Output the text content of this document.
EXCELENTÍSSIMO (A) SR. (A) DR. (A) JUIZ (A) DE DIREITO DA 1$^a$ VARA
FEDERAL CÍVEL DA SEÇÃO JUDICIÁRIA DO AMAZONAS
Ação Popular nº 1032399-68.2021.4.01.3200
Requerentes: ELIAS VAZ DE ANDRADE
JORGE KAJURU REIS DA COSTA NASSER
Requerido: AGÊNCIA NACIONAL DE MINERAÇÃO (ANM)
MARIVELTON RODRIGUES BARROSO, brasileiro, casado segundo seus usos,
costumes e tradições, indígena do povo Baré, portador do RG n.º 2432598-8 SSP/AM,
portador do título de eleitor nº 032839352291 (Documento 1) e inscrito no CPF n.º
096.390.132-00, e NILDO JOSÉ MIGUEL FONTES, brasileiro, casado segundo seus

····················

Goal of the exercise →
Your task is to pick out every line with the string "portador" and copy it.

Finished task →
costumes e tradições, indígena do povo Baré, portador do RG n.º 2432598-8 SSP/AM,
portador do título de eleitor nº 032839352291 (Documento 1) e inscrito no CPF n.º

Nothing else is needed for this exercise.